BEGIN EXERCISE MATERIALS
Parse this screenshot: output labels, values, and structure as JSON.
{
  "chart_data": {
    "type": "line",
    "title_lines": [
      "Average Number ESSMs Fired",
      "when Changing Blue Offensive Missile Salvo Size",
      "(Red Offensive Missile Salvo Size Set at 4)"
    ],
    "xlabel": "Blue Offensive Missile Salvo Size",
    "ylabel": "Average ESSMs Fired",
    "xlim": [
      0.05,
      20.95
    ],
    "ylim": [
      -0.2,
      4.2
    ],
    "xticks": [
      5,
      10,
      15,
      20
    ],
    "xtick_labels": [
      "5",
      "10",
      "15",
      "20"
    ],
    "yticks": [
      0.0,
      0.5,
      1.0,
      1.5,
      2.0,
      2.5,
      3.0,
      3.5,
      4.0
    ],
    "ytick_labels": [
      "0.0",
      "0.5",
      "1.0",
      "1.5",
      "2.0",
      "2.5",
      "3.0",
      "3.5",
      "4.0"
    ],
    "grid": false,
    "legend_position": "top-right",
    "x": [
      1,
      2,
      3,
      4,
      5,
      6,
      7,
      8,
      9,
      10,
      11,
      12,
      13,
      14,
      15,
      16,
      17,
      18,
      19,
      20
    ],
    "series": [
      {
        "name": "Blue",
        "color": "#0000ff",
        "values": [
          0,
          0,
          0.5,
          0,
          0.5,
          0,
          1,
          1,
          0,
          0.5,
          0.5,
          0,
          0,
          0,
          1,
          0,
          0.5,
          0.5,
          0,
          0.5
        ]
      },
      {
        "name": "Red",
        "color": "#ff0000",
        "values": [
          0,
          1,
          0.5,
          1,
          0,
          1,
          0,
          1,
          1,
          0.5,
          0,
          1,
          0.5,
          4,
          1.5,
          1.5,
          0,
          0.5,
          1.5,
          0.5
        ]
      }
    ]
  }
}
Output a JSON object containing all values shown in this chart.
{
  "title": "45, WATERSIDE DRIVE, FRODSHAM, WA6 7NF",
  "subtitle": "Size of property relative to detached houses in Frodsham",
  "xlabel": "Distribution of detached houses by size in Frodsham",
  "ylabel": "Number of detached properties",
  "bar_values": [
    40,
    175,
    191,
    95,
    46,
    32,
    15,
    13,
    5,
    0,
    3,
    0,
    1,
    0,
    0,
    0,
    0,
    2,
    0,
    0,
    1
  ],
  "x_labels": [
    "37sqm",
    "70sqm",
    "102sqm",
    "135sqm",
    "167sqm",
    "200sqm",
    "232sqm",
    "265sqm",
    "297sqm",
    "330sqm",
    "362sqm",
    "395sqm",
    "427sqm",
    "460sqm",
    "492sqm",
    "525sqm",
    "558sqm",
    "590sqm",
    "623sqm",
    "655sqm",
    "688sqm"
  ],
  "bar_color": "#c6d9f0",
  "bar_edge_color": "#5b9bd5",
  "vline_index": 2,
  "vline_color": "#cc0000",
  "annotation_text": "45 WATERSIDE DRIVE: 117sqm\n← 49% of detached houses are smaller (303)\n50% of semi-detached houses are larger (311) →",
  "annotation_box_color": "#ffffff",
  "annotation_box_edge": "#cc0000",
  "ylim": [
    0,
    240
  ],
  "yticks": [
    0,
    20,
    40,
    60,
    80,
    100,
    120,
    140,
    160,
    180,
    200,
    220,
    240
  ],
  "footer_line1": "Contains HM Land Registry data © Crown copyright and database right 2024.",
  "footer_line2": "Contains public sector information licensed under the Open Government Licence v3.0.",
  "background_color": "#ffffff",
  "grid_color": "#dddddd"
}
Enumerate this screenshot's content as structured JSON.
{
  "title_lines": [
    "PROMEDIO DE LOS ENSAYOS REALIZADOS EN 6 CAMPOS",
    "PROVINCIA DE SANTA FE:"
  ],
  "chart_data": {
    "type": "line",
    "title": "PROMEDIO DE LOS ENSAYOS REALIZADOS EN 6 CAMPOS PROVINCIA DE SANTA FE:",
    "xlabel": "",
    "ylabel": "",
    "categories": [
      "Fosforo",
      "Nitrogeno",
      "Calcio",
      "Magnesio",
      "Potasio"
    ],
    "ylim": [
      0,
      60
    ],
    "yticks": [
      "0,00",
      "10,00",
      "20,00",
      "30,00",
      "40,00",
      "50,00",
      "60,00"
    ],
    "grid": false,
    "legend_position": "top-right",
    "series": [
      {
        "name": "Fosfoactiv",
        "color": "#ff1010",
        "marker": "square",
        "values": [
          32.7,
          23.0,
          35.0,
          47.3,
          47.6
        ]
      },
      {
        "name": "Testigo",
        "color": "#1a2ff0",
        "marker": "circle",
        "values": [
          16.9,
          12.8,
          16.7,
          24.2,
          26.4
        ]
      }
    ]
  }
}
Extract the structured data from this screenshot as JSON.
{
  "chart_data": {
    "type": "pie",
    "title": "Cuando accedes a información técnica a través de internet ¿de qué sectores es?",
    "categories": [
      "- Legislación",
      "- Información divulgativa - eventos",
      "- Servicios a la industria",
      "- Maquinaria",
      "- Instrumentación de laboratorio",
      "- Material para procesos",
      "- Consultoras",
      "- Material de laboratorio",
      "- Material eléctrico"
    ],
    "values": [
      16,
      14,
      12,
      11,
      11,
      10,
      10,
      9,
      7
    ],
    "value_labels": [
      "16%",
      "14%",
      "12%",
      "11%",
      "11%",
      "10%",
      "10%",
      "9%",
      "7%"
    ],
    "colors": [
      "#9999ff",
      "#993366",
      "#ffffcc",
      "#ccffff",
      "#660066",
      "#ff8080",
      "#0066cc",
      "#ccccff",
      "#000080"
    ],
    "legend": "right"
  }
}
END EXERCISE MATERIALS
### PROBLEM TO WORK ON:
Give only the number of lines in the data that hold the word "this".

### EXERCISE ANSWER:
4